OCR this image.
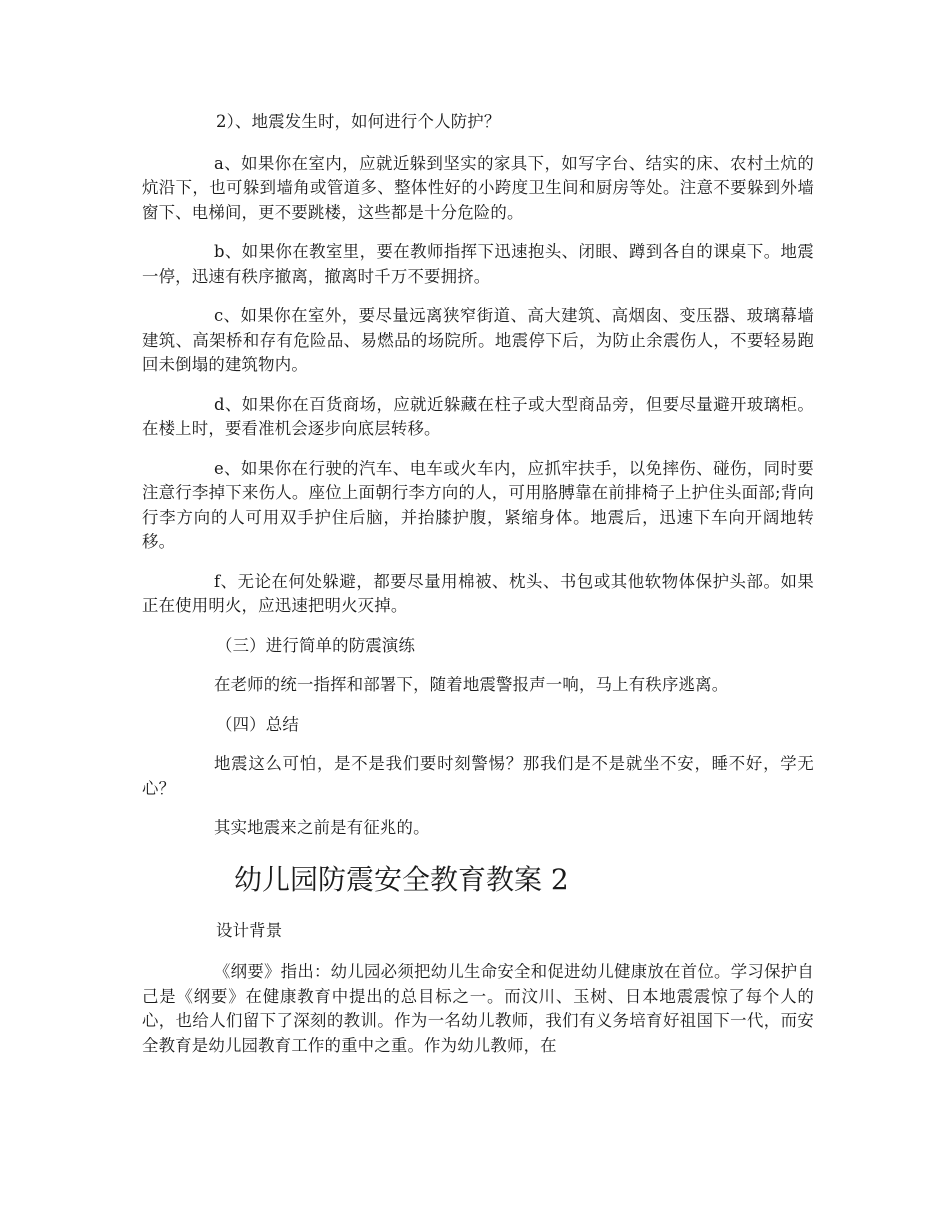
2）、地震发生时，如何进行个人防护？

a、如果你在室内，应就近躲到坚实的家具下，如写字台、结实的床、农村土炕的炕沿下，也可躲到墙角或管道多、整体性好的小跨度卫生间和厨房等处。注意不要躲到外墙窗下、电梯间，更不要跳楼，这些都是十分危险的。

b、如果你在教室里，要在教师指挥下迅速抱头、闭眼、蹲到各自的课桌下。地震一停，迅速有秩序撤离，撤离时千万不要拥挤。

c、如果你在室外，要尽量远离狭窄街道、高大建筑、高烟囱、变压器、玻璃幕墙建筑、高架桥和存有危险品、易燃品的场院所。地震停下后，为防止余震伤人，不要轻易跑回未倒塌的建筑物内。

d、如果你在百货商场，应就近躲藏在柱子或大型商品旁，但要尽量避开玻璃柜。在楼上时，要看准机会逐步向底层转移。

e、如果你在行驶的汽车、电车或火车内，应抓牢扶手，以免摔伤、碰伤，同时要注意行李掉下来伤人。座位上面朝行李方向的人，可用胳膊靠在前排椅子上护住头面部;背向行李方向的人可用双手护住后脑，并抬膝护腹，紧缩身体。地震后，迅速下车向开阔地转移。

f、无论在何处躲避，都要尽量用棉被、枕头、书包或其他软物体保护头部。如果正在使用明火，应迅速把明火灭掉。

（三）进行简单的防震演练

在老师的统一指挥和部署下，随着地震警报声一响，马上有秩序逃离。

（四）总结

地震这么可怕，是不是我们要时刻警惕？那我们是不是就坐不安，睡不好，学无心？

其实地震来之前是有征兆的。

幼儿园防震安全教育教案 2

设计背景

《纲要》指出：幼儿园必须把幼儿生命安全和促进幼儿健康放在首位。学习保护自己是《纲要》在健康教育中提出的总目标之一。而汶川、玉树、日本地震震惊了每个人的心，也给人们留下了深刻的教训。作为一名幼儿教师，我们有义务培育好祖国下一代，而安全教育是幼儿园教育工作的重中之重。作为幼儿教师，在
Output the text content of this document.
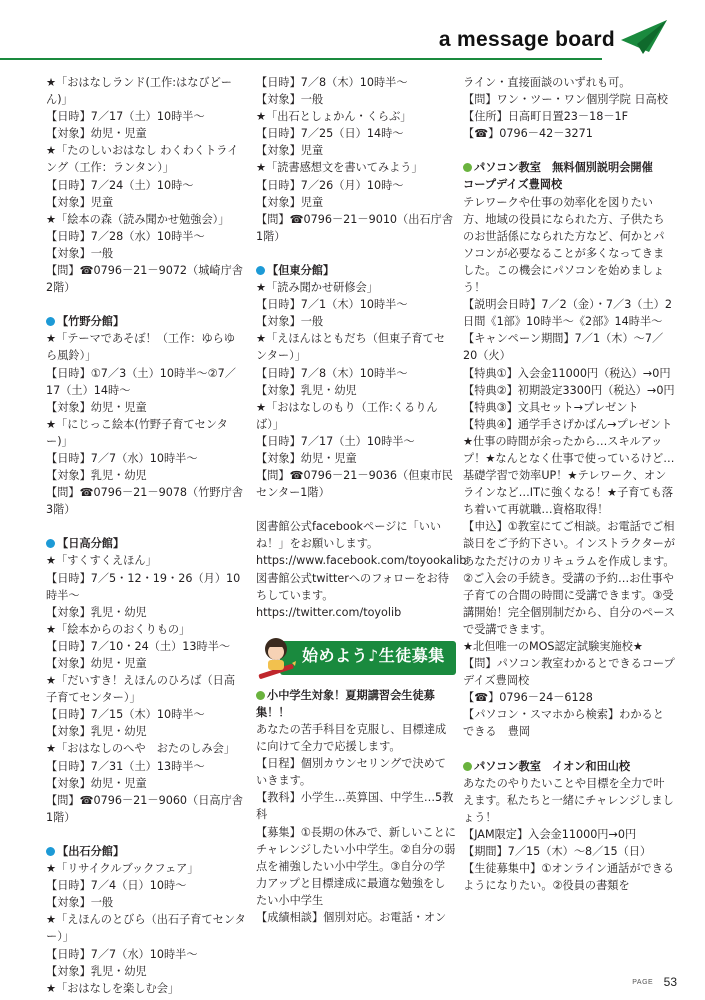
a message board

★「おはなしランド(工作:はなびどーん)」

【日時】7／17（土）10時半～

【対象】幼児・児童

★「たのしいおはなし わくわくトライング（工作：ランタン）」

【日時】7／24（土）10時～

【対象】児童

★「絵本の森（読み聞かせ勉強会）」

【日時】7／28（水）10時半～

【対象】一般

【問】☎0796－21－9072（城崎庁舎2階）

【竹野分館】

★「テーマであそぼ！（工作：ゆらゆら風鈴）」

【日時】①7／3（土）10時半～②7／17（土）14時～

【対象】幼児・児童

★「にじっこ絵本(竹野子育てセンター)」

【日時】7／7（水）10時半～

【対象】乳児・幼児

【問】☎0796－21－9078（竹野庁舎3階）

【日高分館】

★「すくすくえほん」

【日時】7／5・12・19・26（月）10時半～

【対象】乳児・幼児

★「絵本からのおくりもの」

【日時】7／10・24（土）13時半～

【対象】幼児・児童

★「だいすき！えほんのひろば（日高子育てセンター）」

【日時】7／15（木）10時半～

【対象】乳児・幼児

★「おはなしのへや　おたのしみ会」

【日時】7／31（土）13時半～

【対象】幼児・児童

【問】☎0796－21－9060（日高庁舎1階）

【出石分館】

★「リサイクルブックフェア」

【日時】7／4（日）10時～

【対象】一般

★「えほんのとびら（出石子育てセンター）」

【日時】7／7（水）10時半～

【対象】乳児・幼児

★「おはなしを楽しむ会」

【日時】7／8（木）10時半～

【対象】一般

★「出石としょかん・くらぶ」

【日時】7／25（日）14時～

【対象】児童

★「読書感想文を書いてみよう」

【日時】7／26（月）10時～

【対象】児童

【問】☎0796－21－9010（出石庁舎1階）

【但東分館】

★「読み聞かせ研修会」

【日時】7／1（木）10時半～

【対象】一般

★「えほんはともだち（但東子育てセンター）」

【日時】7／8（木）10時半～

【対象】乳児・幼児

★「おはなしのもり（工作:くるりんば）」

【日時】7／17（土）10時半～

【対象】幼児・児童

【問】☎0796－21－9036（但東市民センター1階）

図書館公式facebookページに「いいね！」をお願いします。

https://www.facebook.com/toyookalib

図書館公式twitterへのフォローをお待ちしています。

https://twitter.com/toyolib

始めよう♪生徒募集

小中学生対象！夏期講習会生徒募集！！

あなたの苦手科目を克服し、目標達成に向けて全力で応援します。

【日程】個別カウンセリングで決めていきます。

【教科】小学生…英算国、中学生…5教科

【募集】①長期の休みで、新しいことにチャレンジしたい小中学生。②自分の弱点を補強したい小中学生。③自分の学力アップと目標達成に最適な勉強をしたい小中学生

【成績相談】個別対応。お電話・オン

ライン・直接面談のいずれも可。

【問】ワン・ツー・ワン個別学院 日高校

【住所】日高町日置23－18－1F

【☎】0796－42－3271

パソコン教室　無料個別説明会開催　コープデイズ豊岡校

テレワークや仕事の効率化を図りたい方、地域の役員になられた方、子供たちのお世話係になられた方など、何かとパソコンが必要なることが多くなってきました。この機会にパソコンを始めましょう！

【説明会日時】7／2（金）・7／3（土）2日間《1部》10時半～《2部》14時半～

【キャンペーン期間】7／1（木）～7／20（火）

【特典①】入会金11000円（税込）→0円

【特典②】初期設定3300円（税込）→0円

【特典③】文具セット→プレゼント

【特典④】通学手さげかばん→プレゼント

★仕事の時間が余ったから…スキルアップ！★なんとなく仕事で使っているけど…基礎学習で効率UP！★テレワーク、オンラインなど…ITに強くなる！★子育ても落ち着いて再就職…資格取得！

【申込】①教室にてご相談。お電話でご相談日をご予約下さい。インストラクターがあなただけのカリキュラムを作成します。②ご入会の手続き。受講の予約…お仕事や子育ての合間の時間に受講できます。③受講開始！完全個別制だから、自分のペースで受講できます。

★北但唯一のMOS認定試験実施校★

【問】パソコン教室わかるとできるコープデイズ豊岡校

【☎】0796－24－6128

【パソコン・スマホから検索】わかるとできる　豊岡

パソコン教室　イオン和田山校

あなたのやりたいことや目標を全力で叶えます。私たちと一緒にチャレンジしましょう！

【JAM限定】入会金11000円→0円

【期間】7／15（木）～8／15（日）

【生徒募集中】①オンライン通話ができるようになりたい。②役員の書類を

PAGE 53
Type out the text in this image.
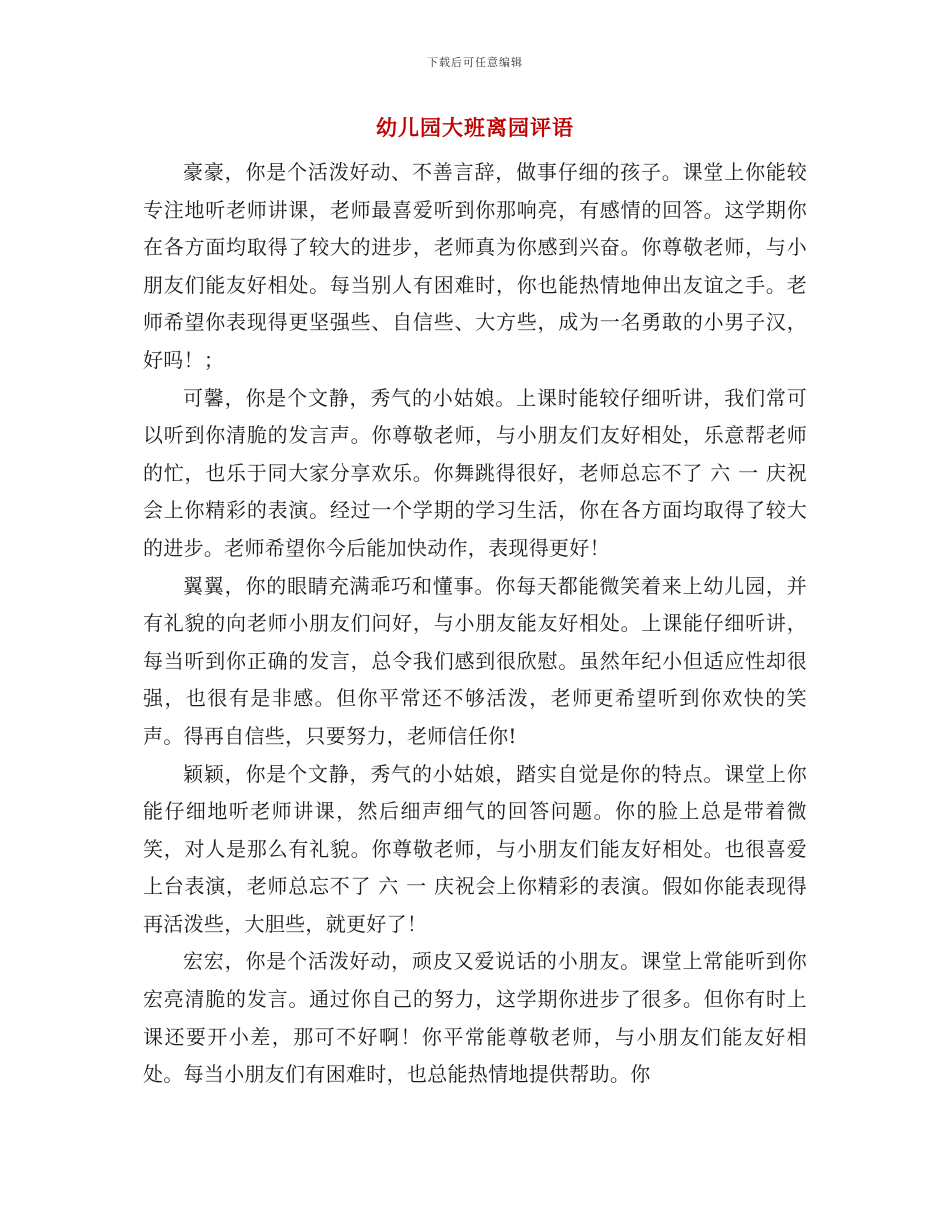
下载后可任意编辑
幼儿园大班离园评语

豪豪，你是个活泼好动、不善言辞，做事仔细的孩子。课堂上你能较专注地听老师讲课，老师最喜爱听到你那响亮，有感情的回答。这学期你在各方面均取得了较大的进步，老师真为你感到兴奋。你尊敬老师，与小朋友们能友好相处。每当别人有困难时，你也能热情地伸出友谊之手。老师希望你表现得更坚强些、自信些、大方些，成为一名勇敢的小男子汉，好吗！；

可馨，你是个文静，秀气的小姑娘。上课时能较仔细听讲，我们常可以听到你清脆的发言声。你尊敬老师，与小朋友们友好相处，乐意帮老师的忙，也乐于同大家分享欢乐。你舞跳得很好，老师总忘不了 六 一 庆祝会上你精彩的表演。经过一个学期的学习生活，你在各方面均取得了较大的进步。老师希望你今后能加快动作，表现得更好！

翼翼，你的眼睛充满乖巧和懂事。你每天都能微笑着来上幼儿园，并有礼貌的向老师小朋友们问好，与小朋友能友好相处。上课能仔细听讲，每当听到你正确的发言，总令我们感到很欣慰。虽然年纪小但适应性却很强，也很有是非感。但你平常还不够活泼，老师更希望听到你欢快的笑声。得再自信些，只要努力，老师信任你!

颖颖，你是个文静，秀气的小姑娘，踏实自觉是你的特点。课堂上你能仔细地听老师讲课，然后细声细气的回答问题。你的脸上总是带着微笑，对人是那么有礼貌。你尊敬老师，与小朋友们能友好相处。也很喜爱上台表演，老师总忘不了 六 一 庆祝会上你精彩的表演。假如你能表现得再活泼些，大胆些，就更好了！

宏宏，你是个活泼好动，顽皮又爱说话的小朋友。课堂上常能听到你宏亮清脆的发言。通过你自己的努力，这学期你进步了很多。但你有时上课还要开小差，那可不好啊！你平常能尊敬老师，与小朋友们能友好相处。每当小朋友们有困难时，也总能热情地提供帮助。你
_ _ _ _ _
== YOUR GOAL ==
Produce an exact copy of the lines from the line containing "Type out the text in this image." through the last line of the records, with no pictures and no other text.

== THE RESPONSE ==
Type out the text in this image.
下载后可任意编辑
幼儿园大班离园评语

豪豪，你是个活泼好动、不善言辞，做事仔细的孩子。课堂上你能较专注地听老师讲课，老师最喜爱听到你那响亮，有感情的回答。这学期你在各方面均取得了较大的进步，老师真为你感到兴奋。你尊敬老师，与小朋友们能友好相处。每当别人有困难时，你也能热情地伸出友谊之手。老师希望你表现得更坚强些、自信些、大方些，成为一名勇敢的小男子汉，好吗！；

可馨，你是个文静，秀气的小姑娘。上课时能较仔细听讲，我们常可以听到你清脆的发言声。你尊敬老师，与小朋友们友好相处，乐意帮老师的忙，也乐于同大家分享欢乐。你舞跳得很好，老师总忘不了 六 一 庆祝会上你精彩的表演。经过一个学期的学习生活，你在各方面均取得了较大的进步。老师希望你今后能加快动作，表现得更好！

翼翼，你的眼睛充满乖巧和懂事。你每天都能微笑着来上幼儿园，并有礼貌的向老师小朋友们问好，与小朋友能友好相处。上课能仔细听讲，每当听到你正确的发言，总令我们感到很欣慰。虽然年纪小但适应性却很强，也很有是非感。但你平常还不够活泼，老师更希望听到你欢快的笑声。得再自信些，只要努力，老师信任你!

颖颖，你是个文静，秀气的小姑娘，踏实自觉是你的特点。课堂上你能仔细地听老师讲课，然后细声细气的回答问题。你的脸上总是带着微笑，对人是那么有礼貌。你尊敬老师，与小朋友们能友好相处。也很喜爱上台表演，老师总忘不了 六 一 庆祝会上你精彩的表演。假如你能表现得再活泼些，大胆些，就更好了！

宏宏，你是个活泼好动，顽皮又爱说话的小朋友。课堂上常能听到你宏亮清脆的发言。通过你自己的努力，这学期你进步了很多。但你有时上课还要开小差，那可不好啊！你平常能尊敬老师，与小朋友们能友好相处。每当小朋友们有困难时，也总能热情地提供帮助。你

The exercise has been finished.